Extracts from a graphics dataset:
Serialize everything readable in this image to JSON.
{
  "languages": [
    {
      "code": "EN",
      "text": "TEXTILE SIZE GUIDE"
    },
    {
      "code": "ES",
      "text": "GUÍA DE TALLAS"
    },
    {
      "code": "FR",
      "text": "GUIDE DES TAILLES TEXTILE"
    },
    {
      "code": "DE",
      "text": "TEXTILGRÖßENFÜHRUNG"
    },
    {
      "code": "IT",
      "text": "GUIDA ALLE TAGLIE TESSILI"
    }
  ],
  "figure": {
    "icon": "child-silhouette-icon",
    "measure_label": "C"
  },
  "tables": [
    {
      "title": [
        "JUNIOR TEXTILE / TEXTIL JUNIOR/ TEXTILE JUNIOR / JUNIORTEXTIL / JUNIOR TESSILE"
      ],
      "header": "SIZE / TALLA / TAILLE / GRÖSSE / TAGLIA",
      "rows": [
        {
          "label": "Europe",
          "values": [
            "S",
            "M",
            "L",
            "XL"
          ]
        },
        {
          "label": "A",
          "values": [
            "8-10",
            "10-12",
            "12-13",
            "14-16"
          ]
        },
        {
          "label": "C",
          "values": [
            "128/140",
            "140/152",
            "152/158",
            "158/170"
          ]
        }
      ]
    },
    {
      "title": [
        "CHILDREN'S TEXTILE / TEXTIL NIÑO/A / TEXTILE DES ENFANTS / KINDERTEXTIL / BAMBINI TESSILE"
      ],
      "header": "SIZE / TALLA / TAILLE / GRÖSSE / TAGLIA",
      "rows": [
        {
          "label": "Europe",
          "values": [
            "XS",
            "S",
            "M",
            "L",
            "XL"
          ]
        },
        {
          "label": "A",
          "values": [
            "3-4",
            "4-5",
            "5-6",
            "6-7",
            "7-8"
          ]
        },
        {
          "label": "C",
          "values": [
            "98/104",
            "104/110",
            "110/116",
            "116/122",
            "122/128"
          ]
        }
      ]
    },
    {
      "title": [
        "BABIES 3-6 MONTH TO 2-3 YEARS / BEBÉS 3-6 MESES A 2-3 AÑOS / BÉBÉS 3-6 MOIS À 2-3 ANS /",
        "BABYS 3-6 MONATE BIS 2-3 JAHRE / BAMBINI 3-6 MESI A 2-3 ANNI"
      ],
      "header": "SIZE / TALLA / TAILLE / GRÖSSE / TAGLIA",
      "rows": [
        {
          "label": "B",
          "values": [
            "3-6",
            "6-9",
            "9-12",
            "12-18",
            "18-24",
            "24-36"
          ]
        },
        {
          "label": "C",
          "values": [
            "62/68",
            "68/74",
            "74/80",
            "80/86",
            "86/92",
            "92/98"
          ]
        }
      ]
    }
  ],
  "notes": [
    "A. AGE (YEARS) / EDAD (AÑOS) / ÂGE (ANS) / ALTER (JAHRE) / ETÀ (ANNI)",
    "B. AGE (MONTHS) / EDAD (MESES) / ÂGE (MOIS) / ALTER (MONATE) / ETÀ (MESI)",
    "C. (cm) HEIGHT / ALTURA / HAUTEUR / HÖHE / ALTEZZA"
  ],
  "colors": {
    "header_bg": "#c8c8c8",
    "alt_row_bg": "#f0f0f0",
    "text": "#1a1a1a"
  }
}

Task directions: Extract each line from the listing above, please, and repeat it exactly.

Solution for this exercise:
Serialize everything readable in this image to JSON.
{
  "languages": [
    {
      "code": "EN",
      "text": "TEXTILE SIZE GUIDE"
    },
    {
      "code": "ES",
      "text": "GUÍA DE TALLAS"
    },
    {
      "code": "FR",
      "text": "GUIDE DES TAILLES TEXTILE"
    },
    {
      "code": "DE",
      "text": "TEXTILGRÖßENFÜHRUNG"
    },
    {
      "code": "IT",
      "text": "GUIDA ALLE TAGLIE TESSILI"
    }
  ],
  "figure": {
    "icon": "child-silhouette-icon",
    "measure_label": "C"
  },
  "tables": [
    {
      "title": [
        "JUNIOR TEXTILE / TEXTIL JUNIOR/ TEXTILE JUNIOR / JUNIORTEXTIL / JUNIOR TESSILE"
      ],
      "header": "SIZE / TALLA / TAILLE / GRÖSSE / TAGLIA",
      "rows": [
        {
          "label": "Europe",
          "values": [
            "S",
            "M",
            "L",
            "XL"
          ]
        },
        {
          "label": "A",
          "values": [
            "8-10",
            "10-12",
            "12-13",
            "14-16"
          ]
        },
        {
          "label": "C",
          "values": [
            "128/140",
            "140/152",
            "152/158",
            "158/170"
          ]
        }
      ]
    },
    {
      "title": [
        "CHILDREN'S TEXTILE / TEXTIL NIÑO/A / TEXTILE DES ENFANTS / KINDERTEXTIL / BAMBINI TESSILE"
      ],
      "header": "SIZE / TALLA / TAILLE / GRÖSSE / TAGLIA",
      "rows": [
        {
          "label": "Europe",
          "values": [
            "XS",
            "S",
            "M",
            "L",
            "XL"
          ]
        },
        {
          "label": "A",
          "values": [
            "3-4",
            "4-5",
            "5-6",
            "6-7",
            "7-8"
          ]
        },
        {
          "label": "C",
          "values": [
            "98/104",
            "104/110",
            "110/116",
            "116/122",
            "122/128"
          ]
        }
      ]
    },
    {
      "title": [
        "BABIES 3-6 MONTH TO 2-3 YEARS / BEBÉS 3-6 MESES A 2-3 AÑOS / BÉBÉS 3-6 MOIS À 2-3 ANS /",
        "BABYS 3-6 MONATE BIS 2-3 JAHRE / BAMBINI 3-6 MESI A 2-3 ANNI"
      ],
      "header": "SIZE / TALLA / TAILLE / GRÖSSE / TAGLIA",
      "rows": [
        {
          "label": "B",
          "values": [
            "3-6",
            "6-9",
            "9-12",
            "12-18",
            "18-24",
            "24-36"
          ]
        },
        {
          "label": "C",
          "values": [
            "62/68",
            "68/74",
            "74/80",
            "80/86",
            "86/92",
            "92/98"
          ]
        }
      ]
    }
  ],
  "notes": [
    "A. AGE (YEARS) / EDAD (AÑOS) / ÂGE (ANS) / ALTER (JAHRE) / ETÀ (ANNI)",
    "B. AGE (MONTHS) / EDAD (MESES) / ÂGE (MOIS) / ALTER (MONATE) / ETÀ (MESI)",
    "C. (cm) HEIGHT / ALTURA / HAUTEUR / HÖHE / ALTEZZA"
  ],
  "colors": {
    "header_bg": "#c8c8c8",
    "alt_row_bg": "#f0f0f0",
    "text": "#1a1a1a"
  }
}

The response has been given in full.